(Figure collection entries)

----------------

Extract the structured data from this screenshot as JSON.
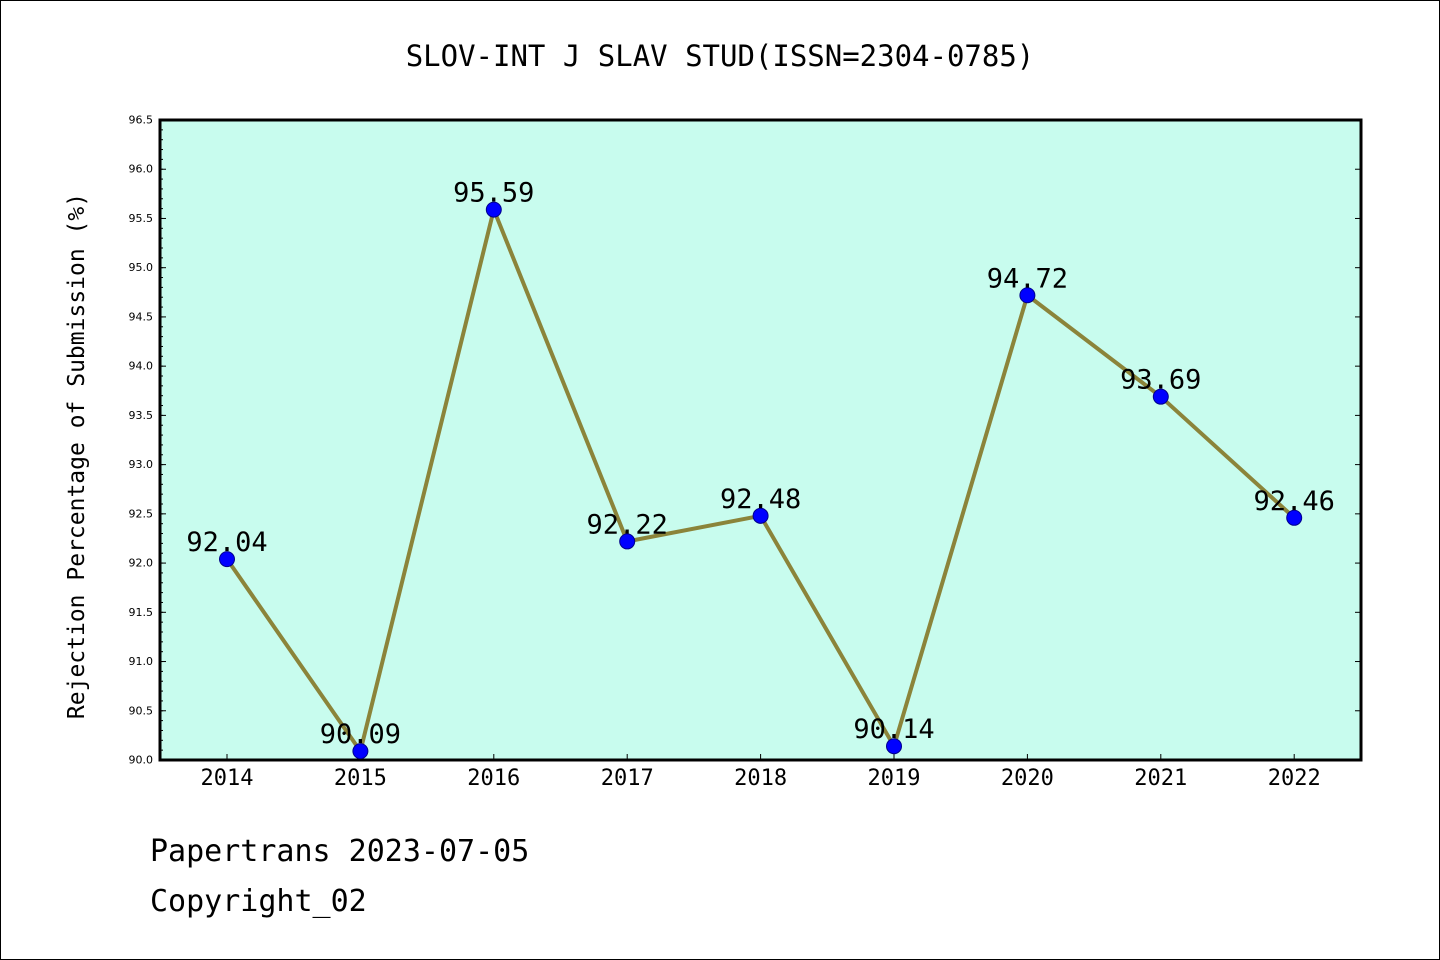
{
  "chart_data": {
    "type": "line",
    "title": "SLOV-INT J SLAV STUD(ISSN=2304-0785)",
    "xlabel": "",
    "ylabel": "Rejection Percentage of Submission (%)",
    "categories": [
      "2014",
      "2015",
      "2016",
      "2017",
      "2018",
      "2019",
      "2020",
      "2021",
      "2022"
    ],
    "series": [
      {
        "values": [
          92.04,
          90.09,
          95.59,
          92.22,
          92.48,
          90.14,
          94.72,
          93.69,
          92.46
        ],
        "data_labels": [
          "92.04",
          "90.09",
          "95.59",
          "92.22",
          "92.48",
          "90.14",
          "94.72",
          "93.69",
          "92.46"
        ]
      }
    ],
    "ylim": [
      90.0,
      96.5
    ],
    "yticks": [
      "90.0",
      "90.5",
      "91.0",
      "91.5",
      "92.0",
      "92.5",
      "93.0",
      "93.5",
      "94.0",
      "94.5",
      "95.0",
      "95.5",
      "96.0",
      "96.5"
    ],
    "grid": false,
    "legend": "none"
  },
  "colors": {
    "plot_background": "#c8fcee",
    "line": "#8b843a",
    "marker": "#0000ff",
    "axis": "#000000"
  },
  "footer": {
    "line1": "Papertrans 2023-07-05",
    "line2": "Copyright_02"
  }
}
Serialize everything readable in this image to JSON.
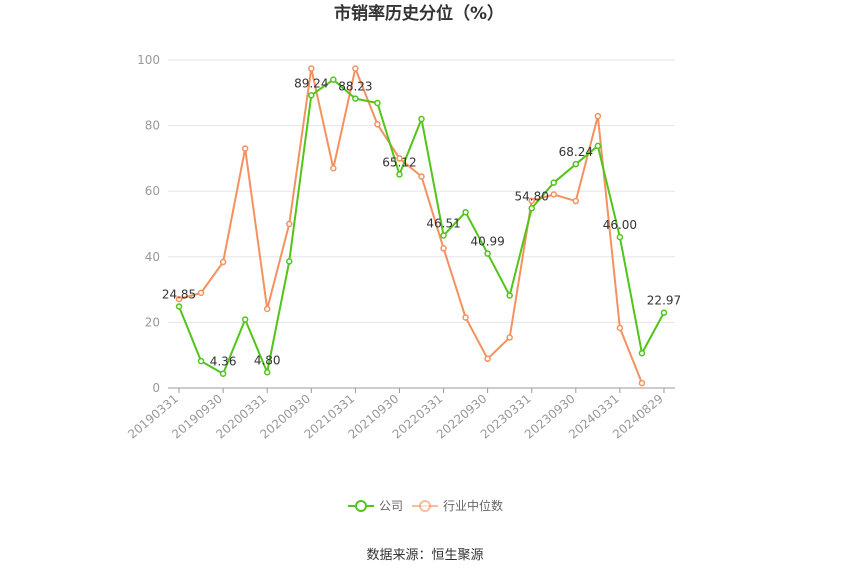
{
  "chart_data": {
    "type": "line",
    "title": "市销率历史分位（%）",
    "ylim": [
      0,
      100
    ],
    "yticks": [
      0,
      20,
      40,
      60,
      80,
      100
    ],
    "x_tick_labels": [
      "20190331",
      "20190930",
      "20200331",
      "20200930",
      "20210331",
      "20210930",
      "20220331",
      "20220930",
      "20230331",
      "20230930",
      "20240331",
      "20240829"
    ],
    "grid": true,
    "legend_position": "bottom",
    "series": [
      {
        "name": "公司",
        "color": "#52c41a",
        "values": [
          24.85,
          8.2,
          4.36,
          20.9,
          4.8,
          38.6,
          89.24,
          94.0,
          88.23,
          86.9,
          65.12,
          82.0,
          46.51,
          53.6,
          40.99,
          28.2,
          54.8,
          62.6,
          68.24,
          73.8,
          46.0,
          10.6,
          22.97
        ]
      },
      {
        "name": "行业中位数",
        "color": "#f4915f",
        "values": [
          27.1,
          29.0,
          38.4,
          73.0,
          24.1,
          50.0,
          97.4,
          67.0,
          97.4,
          80.4,
          70.0,
          64.5,
          42.6,
          21.5,
          8.9,
          15.4,
          57.1,
          59.0,
          57.0,
          82.9,
          18.3,
          1.5,
          null
        ]
      }
    ],
    "data_labels": [
      {
        "index": 0,
        "text": "24.85"
      },
      {
        "index": 2,
        "text": "4.36"
      },
      {
        "index": 4,
        "text": "4.80"
      },
      {
        "index": 6,
        "text": "89.24"
      },
      {
        "index": 8,
        "text": "88.23"
      },
      {
        "index": 10,
        "text": "65.12"
      },
      {
        "index": 12,
        "text": "46.51"
      },
      {
        "index": 14,
        "text": "40.99"
      },
      {
        "index": 16,
        "text": "54.80"
      },
      {
        "index": 18,
        "text": "68.24"
      },
      {
        "index": 20,
        "text": "46.00"
      },
      {
        "index": 22,
        "text": "22.97"
      }
    ]
  },
  "legend": {
    "company": "公司",
    "industry": "行业中位数"
  },
  "source": "数据来源：恒生聚源"
}
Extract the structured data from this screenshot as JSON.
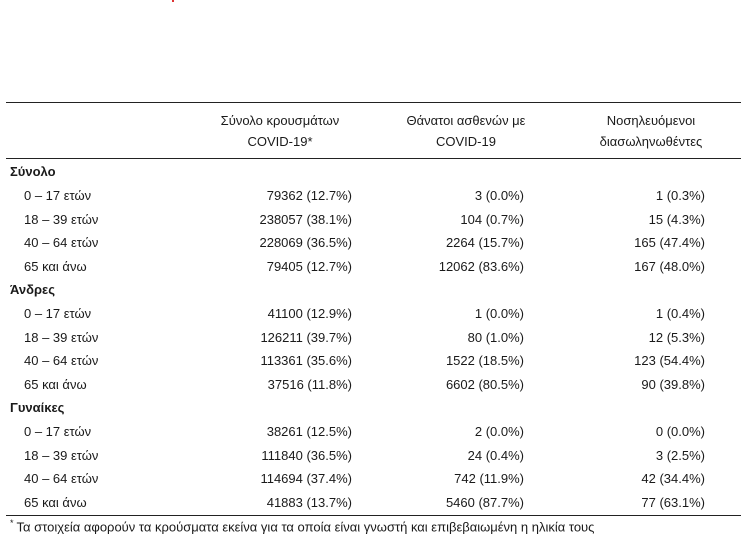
{
  "header": {
    "col1": [
      "Σύνολο κρουσμάτων",
      "COVID-19*"
    ],
    "col2": [
      "Θάνατοι ασθενών με",
      "COVID-19"
    ],
    "col3": [
      "Νοσηλευόμενοι",
      "διασωληνωθέντες"
    ]
  },
  "groups": [
    {
      "title": "Σύνολο",
      "rows": [
        {
          "label": "0 – 17 ετών",
          "cases": "79362 (12.7%)",
          "deaths": "3 (0.0%)",
          "icu": "1 (0.3%)"
        },
        {
          "label": "18 – 39 ετών",
          "cases": "238057 (38.1%)",
          "deaths": "104 (0.7%)",
          "icu": "15 (4.3%)"
        },
        {
          "label": "40 – 64 ετών",
          "cases": "228069 (36.5%)",
          "deaths": "2264 (15.7%)",
          "icu": "165 (47.4%)"
        },
        {
          "label": "65 και άνω",
          "cases": "79405 (12.7%)",
          "deaths": "12062 (83.6%)",
          "icu": "167 (48.0%)"
        }
      ]
    },
    {
      "title": "Άνδρες",
      "rows": [
        {
          "label": "0 – 17 ετών",
          "cases": "41100 (12.9%)",
          "deaths": "1 (0.0%)",
          "icu": "1 (0.4%)"
        },
        {
          "label": "18 – 39 ετών",
          "cases": "126211 (39.7%)",
          "deaths": "80 (1.0%)",
          "icu": "12 (5.3%)"
        },
        {
          "label": "40 – 64 ετών",
          "cases": "113361 (35.6%)",
          "deaths": "1522 (18.5%)",
          "icu": "123 (54.4%)"
        },
        {
          "label": "65 και άνω",
          "cases": "37516 (11.8%)",
          "deaths": "6602 (80.5%)",
          "icu": "90 (39.8%)"
        }
      ]
    },
    {
      "title": "Γυναίκες",
      "rows": [
        {
          "label": "0 – 17 ετών",
          "cases": "38261 (12.5%)",
          "deaths": "2 (0.0%)",
          "icu": "0 (0.0%)"
        },
        {
          "label": "18 – 39 ετών",
          "cases": "111840 (36.5%)",
          "deaths": "24 (0.4%)",
          "icu": "3 (2.5%)"
        },
        {
          "label": "40 – 64 ετών",
          "cases": "114694 (37.4%)",
          "deaths": "742 (11.9%)",
          "icu": "42 (34.4%)"
        },
        {
          "label": "65 και άνω",
          "cases": "41883 (13.7%)",
          "deaths": "5460 (87.7%)",
          "icu": "77 (63.1%)"
        }
      ]
    }
  ],
  "footnote": {
    "mark": "*",
    "text": "Τα στοιχεία αφορούν τα κρούσματα εκείνα για τα οποία είναι γνωστή και επιβεβαιωμένη η ηλικία τους"
  }
}
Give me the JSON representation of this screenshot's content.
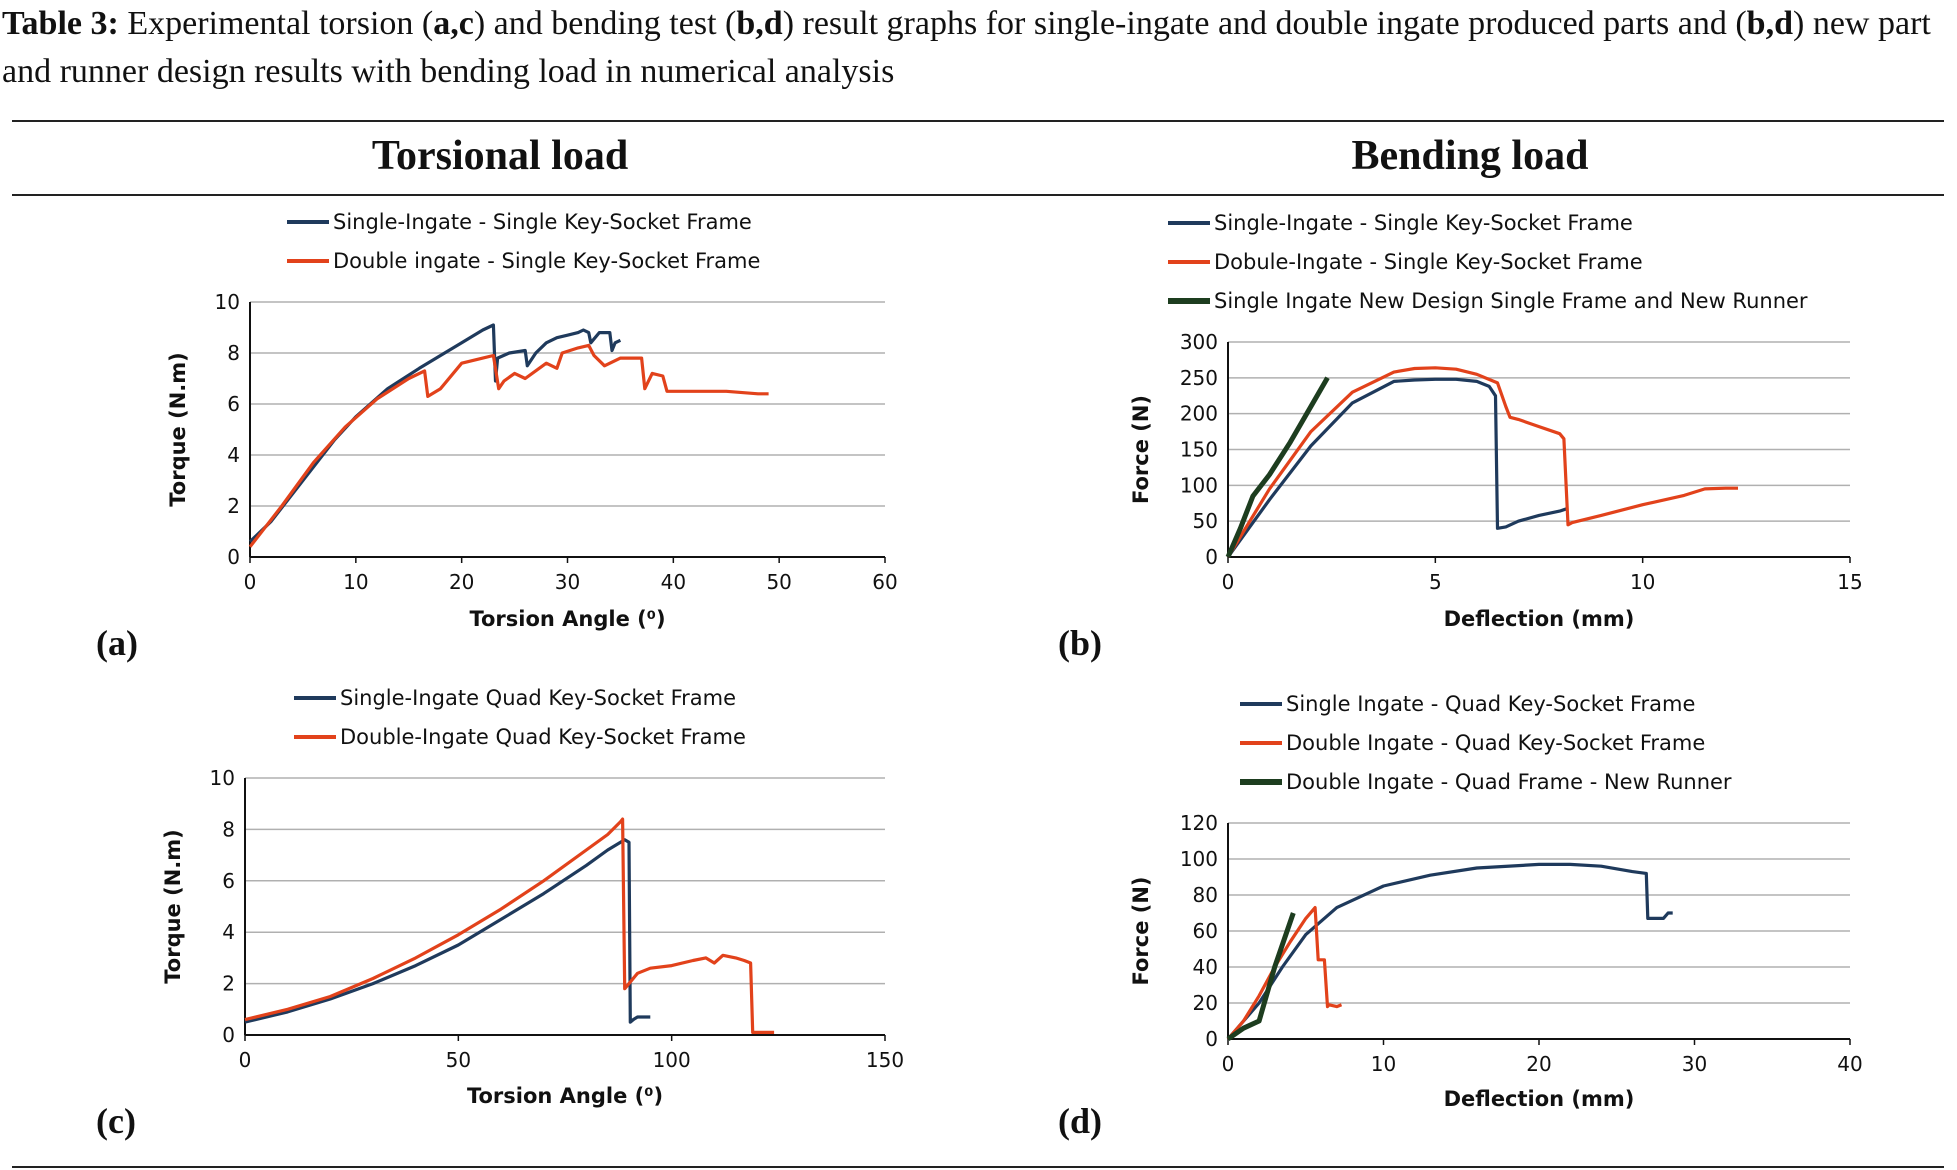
{
  "caption": {
    "label": "Table 3:",
    "text": " Experimental torsion (",
    "a": "a",
    "comma1": ",",
    "c": "c",
    "text2": ") and bending test (",
    "b": "b",
    "comma2": ",",
    "d": "d",
    "text3": ") result graphs for single-ingate and double ingate produced parts and (",
    "b2": "b",
    "comma3": ",",
    "d2": "d",
    "text4": ") new part and runner design results with bending load in numerical analysis"
  },
  "columns": {
    "left": "Torsional load",
    "right": "Bending load"
  },
  "panel_labels": [
    "(a)",
    "(b)",
    "(c)",
    "(d)"
  ],
  "colors": {
    "navy": "#1f3a5c",
    "red": "#e2421b",
    "green": "#1d3d1f",
    "grid": "#b0b0b0"
  },
  "chart_data": [
    {
      "id": "a",
      "type": "line",
      "xlabel": "Torsion Angle (⁰)",
      "ylabel": "Torque (N.m)",
      "xlim": [
        0,
        60
      ],
      "ylim": [
        0,
        10
      ],
      "xticks": [
        0,
        10,
        20,
        30,
        40,
        50,
        60
      ],
      "yticks": [
        0,
        2,
        4,
        6,
        8,
        10
      ],
      "series": [
        {
          "name": "Single-Ingate - Single Key-Socket Frame",
          "color": "#1f3a5c",
          "x": [
            0,
            2,
            5,
            8,
            10,
            13,
            16,
            18,
            20,
            22,
            23,
            23.2,
            23.4,
            24.5,
            26,
            26.2,
            27,
            28,
            29,
            30,
            31,
            31.5,
            32,
            32.2,
            33,
            34,
            34.2,
            34.5,
            35
          ],
          "y": [
            0.6,
            1.4,
            3.0,
            4.6,
            5.5,
            6.6,
            7.4,
            7.9,
            8.4,
            8.9,
            9.1,
            6.9,
            7.8,
            8.0,
            8.1,
            7.5,
            8.0,
            8.4,
            8.6,
            8.7,
            8.8,
            8.9,
            8.8,
            8.4,
            8.8,
            8.8,
            8.1,
            8.4,
            8.5
          ]
        },
        {
          "name": "Double ingate - Single Key-Socket Frame",
          "color": "#e2421b",
          "x": [
            0,
            3,
            6,
            9,
            12,
            15,
            16.5,
            16.8,
            18,
            20,
            22,
            23,
            23.5,
            24,
            25,
            26,
            28,
            29,
            29.5,
            31,
            32,
            32.5,
            33.5,
            35,
            37,
            37.3,
            38,
            39,
            39.4,
            40,
            45,
            48,
            49
          ],
          "y": [
            0.4,
            2.0,
            3.7,
            5.1,
            6.2,
            7.0,
            7.3,
            6.3,
            6.6,
            7.6,
            7.8,
            7.9,
            6.6,
            6.9,
            7.2,
            7.0,
            7.6,
            7.4,
            8.0,
            8.2,
            8.3,
            7.9,
            7.5,
            7.8,
            7.8,
            6.6,
            7.2,
            7.1,
            6.5,
            6.5,
            6.5,
            6.4,
            6.4
          ]
        }
      ]
    },
    {
      "id": "b",
      "type": "line",
      "xlabel": "Deflection (mm)",
      "ylabel": "Force (N)",
      "xlim": [
        0,
        15
      ],
      "ylim": [
        0,
        300
      ],
      "xticks": [
        0,
        5,
        10,
        15
      ],
      "yticks": [
        0,
        50,
        100,
        150,
        200,
        250,
        300
      ],
      "series": [
        {
          "name": "Single-Ingate - Single Key-Socket Frame",
          "color": "#1f3a5c",
          "x": [
            0,
            1,
            2,
            3,
            4,
            4.5,
            5,
            5.5,
            6,
            6.3,
            6.45,
            6.5,
            6.7,
            7,
            7.5,
            8,
            8.2
          ],
          "y": [
            0,
            80,
            155,
            215,
            245,
            247,
            248,
            248,
            245,
            238,
            225,
            40,
            42,
            50,
            58,
            64,
            68
          ]
        },
        {
          "name": "Dobule-Ingate - Single Key-Socket Frame",
          "color": "#e2421b",
          "x": [
            0,
            1,
            2,
            3,
            4,
            4.5,
            5,
            5.5,
            6,
            6.5,
            6.7,
            6.8,
            7,
            7.5,
            8,
            8.1,
            8.2,
            8.3,
            9,
            10,
            11,
            11.5,
            12,
            12.3
          ],
          "y": [
            0,
            95,
            175,
            230,
            258,
            263,
            264,
            262,
            255,
            243,
            210,
            195,
            192,
            182,
            172,
            165,
            45,
            48,
            58,
            73,
            86,
            95,
            96,
            96
          ]
        },
        {
          "name": "Single Ingate New Design Single Frame and New Runner",
          "color": "#1d3d1f",
          "x": [
            0,
            0.3,
            0.6,
            1,
            1.5,
            2,
            2.4
          ],
          "y": [
            0,
            40,
            85,
            115,
            160,
            210,
            250
          ]
        }
      ]
    },
    {
      "id": "c",
      "type": "line",
      "xlabel": "Torsion Angle (⁰)",
      "ylabel": "Torque (N.m)",
      "xlim": [
        0,
        150
      ],
      "ylim": [
        0,
        10
      ],
      "xticks": [
        0,
        50,
        100,
        150
      ],
      "yticks": [
        0,
        2,
        4,
        6,
        8,
        10
      ],
      "series": [
        {
          "name": "Single-Ingate Quad Key-Socket Frame",
          "color": "#1f3a5c",
          "x": [
            0,
            10,
            20,
            30,
            40,
            50,
            60,
            70,
            80,
            85,
            89,
            90,
            90.3,
            91,
            92,
            94,
            95
          ],
          "y": [
            0.5,
            0.9,
            1.4,
            2.0,
            2.7,
            3.5,
            4.5,
            5.5,
            6.6,
            7.2,
            7.6,
            7.5,
            0.5,
            0.6,
            0.7,
            0.7,
            0.7
          ]
        },
        {
          "name": "Double-Ingate Quad Key-Socket Frame",
          "color": "#e2421b",
          "x": [
            0,
            10,
            20,
            30,
            40,
            50,
            60,
            70,
            80,
            85,
            88,
            88.5,
            89,
            92,
            95,
            100,
            105,
            108,
            110,
            112,
            115,
            117,
            118.5,
            119,
            120,
            124
          ],
          "y": [
            0.6,
            1.0,
            1.5,
            2.2,
            3.0,
            3.9,
            4.9,
            6.0,
            7.2,
            7.8,
            8.3,
            8.4,
            1.8,
            2.4,
            2.6,
            2.7,
            2.9,
            3.0,
            2.8,
            3.1,
            3.0,
            2.9,
            2.8,
            0.1,
            0.1,
            0.1
          ]
        }
      ]
    },
    {
      "id": "d",
      "type": "line",
      "xlabel": "Deflection (mm)",
      "ylabel": "Force (N)",
      "xlim": [
        0,
        40
      ],
      "ylim": [
        0,
        120
      ],
      "xticks": [
        0,
        10,
        20,
        30,
        40
      ],
      "yticks": [
        0,
        20,
        40,
        60,
        80,
        100,
        120
      ],
      "series": [
        {
          "name": "Single Ingate - Quad Key-Socket Frame",
          "color": "#1f3a5c",
          "x": [
            0,
            2,
            3.5,
            5,
            7,
            10,
            13,
            16,
            20,
            22,
            24,
            26,
            26.9,
            27,
            28,
            28.3,
            28.6
          ],
          "y": [
            0,
            20,
            40,
            58,
            73,
            85,
            91,
            95,
            97,
            97,
            96,
            93,
            92,
            67,
            67,
            70,
            70
          ]
        },
        {
          "name": "Double Ingate - Quad Key-Socket Frame",
          "color": "#e2421b",
          "x": [
            0,
            1,
            2,
            3,
            4,
            5,
            5.6,
            5.8,
            6.2,
            6.4,
            6.5,
            7,
            7.3
          ],
          "y": [
            0,
            10,
            24,
            40,
            54,
            67,
            73,
            44,
            44,
            18,
            19,
            18,
            19
          ]
        },
        {
          "name": "Double Ingate - Quad  Frame - New Runner",
          "color": "#1d3d1f",
          "x": [
            0,
            1,
            2,
            3,
            4,
            4.2
          ],
          "y": [
            0,
            6,
            10,
            40,
            65,
            70
          ]
        }
      ]
    }
  ]
}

----------------

TASK DETAILS
Give only the number of lines in the data that include the string "title".

FINISHED TASK
5